Task data:
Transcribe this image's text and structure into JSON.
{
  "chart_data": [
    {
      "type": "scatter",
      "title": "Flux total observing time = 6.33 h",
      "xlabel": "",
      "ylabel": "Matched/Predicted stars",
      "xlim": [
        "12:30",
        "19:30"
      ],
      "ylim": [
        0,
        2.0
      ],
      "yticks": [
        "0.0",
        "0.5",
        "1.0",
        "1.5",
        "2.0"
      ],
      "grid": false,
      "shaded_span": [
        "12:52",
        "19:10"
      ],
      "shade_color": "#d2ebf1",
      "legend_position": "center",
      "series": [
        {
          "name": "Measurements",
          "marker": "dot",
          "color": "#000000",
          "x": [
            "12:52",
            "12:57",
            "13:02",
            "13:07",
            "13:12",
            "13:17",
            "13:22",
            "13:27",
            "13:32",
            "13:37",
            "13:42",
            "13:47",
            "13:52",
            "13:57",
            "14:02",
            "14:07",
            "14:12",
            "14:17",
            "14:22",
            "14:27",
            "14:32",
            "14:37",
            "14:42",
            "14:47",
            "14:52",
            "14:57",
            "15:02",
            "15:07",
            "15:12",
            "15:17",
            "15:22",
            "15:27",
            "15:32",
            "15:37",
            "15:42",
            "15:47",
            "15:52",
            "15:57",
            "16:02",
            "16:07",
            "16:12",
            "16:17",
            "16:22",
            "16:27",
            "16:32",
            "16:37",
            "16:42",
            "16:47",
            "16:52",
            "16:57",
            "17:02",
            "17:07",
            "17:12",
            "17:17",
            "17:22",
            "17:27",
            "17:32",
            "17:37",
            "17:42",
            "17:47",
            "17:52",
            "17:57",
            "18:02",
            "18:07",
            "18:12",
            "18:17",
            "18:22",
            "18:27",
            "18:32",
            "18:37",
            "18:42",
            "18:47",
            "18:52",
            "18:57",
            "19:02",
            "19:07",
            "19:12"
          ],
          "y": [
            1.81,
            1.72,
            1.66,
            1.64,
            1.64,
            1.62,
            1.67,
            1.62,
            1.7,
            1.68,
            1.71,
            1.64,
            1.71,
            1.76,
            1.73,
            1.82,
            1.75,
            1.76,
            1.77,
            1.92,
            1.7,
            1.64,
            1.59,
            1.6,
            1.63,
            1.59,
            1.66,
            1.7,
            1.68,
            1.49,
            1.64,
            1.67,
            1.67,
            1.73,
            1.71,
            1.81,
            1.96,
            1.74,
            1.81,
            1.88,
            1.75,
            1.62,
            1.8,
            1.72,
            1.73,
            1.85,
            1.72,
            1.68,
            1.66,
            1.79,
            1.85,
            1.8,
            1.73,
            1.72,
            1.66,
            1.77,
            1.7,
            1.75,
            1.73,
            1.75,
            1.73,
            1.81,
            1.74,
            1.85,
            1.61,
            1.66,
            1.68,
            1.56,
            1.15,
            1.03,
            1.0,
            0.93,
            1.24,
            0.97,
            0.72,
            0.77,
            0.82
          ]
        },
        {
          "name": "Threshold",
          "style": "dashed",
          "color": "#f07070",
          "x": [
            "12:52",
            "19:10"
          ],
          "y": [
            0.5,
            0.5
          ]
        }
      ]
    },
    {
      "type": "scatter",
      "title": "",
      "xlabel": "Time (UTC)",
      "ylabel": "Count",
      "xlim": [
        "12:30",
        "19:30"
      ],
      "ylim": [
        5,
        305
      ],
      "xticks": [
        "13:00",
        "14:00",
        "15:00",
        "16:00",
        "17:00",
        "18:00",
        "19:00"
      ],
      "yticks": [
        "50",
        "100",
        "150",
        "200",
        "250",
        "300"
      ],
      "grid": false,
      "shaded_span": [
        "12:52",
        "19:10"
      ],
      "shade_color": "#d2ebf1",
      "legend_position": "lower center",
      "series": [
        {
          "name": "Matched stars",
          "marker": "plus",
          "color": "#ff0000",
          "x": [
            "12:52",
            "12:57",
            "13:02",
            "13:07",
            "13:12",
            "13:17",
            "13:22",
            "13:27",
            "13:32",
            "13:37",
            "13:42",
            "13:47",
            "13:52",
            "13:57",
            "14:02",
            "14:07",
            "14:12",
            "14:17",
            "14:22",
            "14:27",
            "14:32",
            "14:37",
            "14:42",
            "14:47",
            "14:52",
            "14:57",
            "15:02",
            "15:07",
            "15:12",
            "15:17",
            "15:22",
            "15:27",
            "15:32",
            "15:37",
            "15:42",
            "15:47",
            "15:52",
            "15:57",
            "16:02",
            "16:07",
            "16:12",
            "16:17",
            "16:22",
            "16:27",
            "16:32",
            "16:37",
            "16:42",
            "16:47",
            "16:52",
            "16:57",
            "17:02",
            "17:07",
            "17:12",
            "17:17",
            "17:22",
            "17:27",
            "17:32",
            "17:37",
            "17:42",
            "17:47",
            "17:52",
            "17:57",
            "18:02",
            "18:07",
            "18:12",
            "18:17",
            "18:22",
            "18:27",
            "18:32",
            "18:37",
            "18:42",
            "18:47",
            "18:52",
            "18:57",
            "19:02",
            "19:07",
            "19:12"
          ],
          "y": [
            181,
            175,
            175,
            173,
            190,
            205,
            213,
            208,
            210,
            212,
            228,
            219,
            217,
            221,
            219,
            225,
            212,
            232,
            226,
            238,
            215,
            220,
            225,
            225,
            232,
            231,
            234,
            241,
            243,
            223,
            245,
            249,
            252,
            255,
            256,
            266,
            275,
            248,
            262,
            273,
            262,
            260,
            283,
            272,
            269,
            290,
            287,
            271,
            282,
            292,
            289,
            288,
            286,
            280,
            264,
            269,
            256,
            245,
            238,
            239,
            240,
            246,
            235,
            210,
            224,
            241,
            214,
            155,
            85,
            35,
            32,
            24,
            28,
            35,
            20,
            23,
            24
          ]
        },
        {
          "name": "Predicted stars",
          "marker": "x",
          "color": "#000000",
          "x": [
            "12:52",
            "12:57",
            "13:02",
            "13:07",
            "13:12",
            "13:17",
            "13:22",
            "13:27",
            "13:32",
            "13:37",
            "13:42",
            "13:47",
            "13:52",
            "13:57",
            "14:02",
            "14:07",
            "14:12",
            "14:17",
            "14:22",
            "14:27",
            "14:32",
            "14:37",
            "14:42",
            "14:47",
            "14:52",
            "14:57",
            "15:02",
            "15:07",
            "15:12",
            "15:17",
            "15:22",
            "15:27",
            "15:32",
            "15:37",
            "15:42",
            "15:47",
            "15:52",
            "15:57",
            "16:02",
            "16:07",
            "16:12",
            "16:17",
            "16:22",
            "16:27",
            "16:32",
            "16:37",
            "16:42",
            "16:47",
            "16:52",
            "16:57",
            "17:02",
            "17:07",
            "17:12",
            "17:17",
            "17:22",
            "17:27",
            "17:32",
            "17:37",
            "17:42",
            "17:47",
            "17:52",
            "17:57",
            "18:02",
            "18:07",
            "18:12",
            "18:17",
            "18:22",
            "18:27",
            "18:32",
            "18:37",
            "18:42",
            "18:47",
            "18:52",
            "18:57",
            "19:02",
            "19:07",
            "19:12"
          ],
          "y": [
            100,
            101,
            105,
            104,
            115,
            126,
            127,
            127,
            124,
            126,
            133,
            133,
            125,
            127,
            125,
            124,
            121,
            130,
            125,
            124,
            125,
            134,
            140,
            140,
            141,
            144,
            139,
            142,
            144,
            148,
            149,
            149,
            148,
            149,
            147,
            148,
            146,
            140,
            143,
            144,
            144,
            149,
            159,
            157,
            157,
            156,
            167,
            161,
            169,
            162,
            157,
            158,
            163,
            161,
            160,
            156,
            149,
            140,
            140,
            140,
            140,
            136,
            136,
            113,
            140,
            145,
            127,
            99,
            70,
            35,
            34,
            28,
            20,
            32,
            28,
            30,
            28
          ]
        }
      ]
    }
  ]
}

Problem to work on:
From the listing above, copy every line that includes the word "ylabel".

Worked solution:
      "ylabel": "Matched/Predicted stars",
      "ylabel": "Count",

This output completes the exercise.